» **What the task requires**: Determine how many lines in the entries below include "settings". The reply should be that number and nothing else.

○ ○ ○

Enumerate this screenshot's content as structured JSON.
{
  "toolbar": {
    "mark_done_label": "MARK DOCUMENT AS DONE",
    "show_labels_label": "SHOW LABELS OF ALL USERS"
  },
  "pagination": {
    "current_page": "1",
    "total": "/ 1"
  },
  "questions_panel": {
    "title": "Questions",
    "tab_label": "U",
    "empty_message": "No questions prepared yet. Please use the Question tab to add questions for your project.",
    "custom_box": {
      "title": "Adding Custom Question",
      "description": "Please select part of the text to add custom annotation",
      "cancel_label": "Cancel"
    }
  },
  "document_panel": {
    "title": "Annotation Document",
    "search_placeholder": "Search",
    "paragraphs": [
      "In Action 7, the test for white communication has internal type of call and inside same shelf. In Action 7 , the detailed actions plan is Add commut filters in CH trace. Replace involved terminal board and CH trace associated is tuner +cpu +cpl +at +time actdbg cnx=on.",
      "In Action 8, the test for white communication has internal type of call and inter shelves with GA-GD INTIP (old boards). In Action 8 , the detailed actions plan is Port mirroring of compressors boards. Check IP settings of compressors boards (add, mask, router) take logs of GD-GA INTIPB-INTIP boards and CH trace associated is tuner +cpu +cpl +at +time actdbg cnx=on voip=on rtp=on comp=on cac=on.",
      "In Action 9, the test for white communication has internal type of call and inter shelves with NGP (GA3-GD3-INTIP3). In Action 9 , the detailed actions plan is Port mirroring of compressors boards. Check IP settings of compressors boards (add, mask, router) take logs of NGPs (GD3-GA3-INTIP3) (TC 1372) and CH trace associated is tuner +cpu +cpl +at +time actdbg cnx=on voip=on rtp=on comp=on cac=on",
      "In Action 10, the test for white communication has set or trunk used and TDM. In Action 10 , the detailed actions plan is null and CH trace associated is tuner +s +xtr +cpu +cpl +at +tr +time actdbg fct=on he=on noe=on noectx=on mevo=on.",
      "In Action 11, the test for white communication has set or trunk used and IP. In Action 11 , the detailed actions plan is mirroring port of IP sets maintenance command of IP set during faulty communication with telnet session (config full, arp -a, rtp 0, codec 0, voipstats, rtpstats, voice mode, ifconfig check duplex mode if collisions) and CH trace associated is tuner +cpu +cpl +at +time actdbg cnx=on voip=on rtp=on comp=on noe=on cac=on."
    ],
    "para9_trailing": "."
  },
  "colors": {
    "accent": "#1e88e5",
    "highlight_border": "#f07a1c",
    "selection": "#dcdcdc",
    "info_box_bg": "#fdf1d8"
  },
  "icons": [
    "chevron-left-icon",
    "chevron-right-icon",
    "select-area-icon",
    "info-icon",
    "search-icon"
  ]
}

○ ○ ○

» **Solution to this task**: 2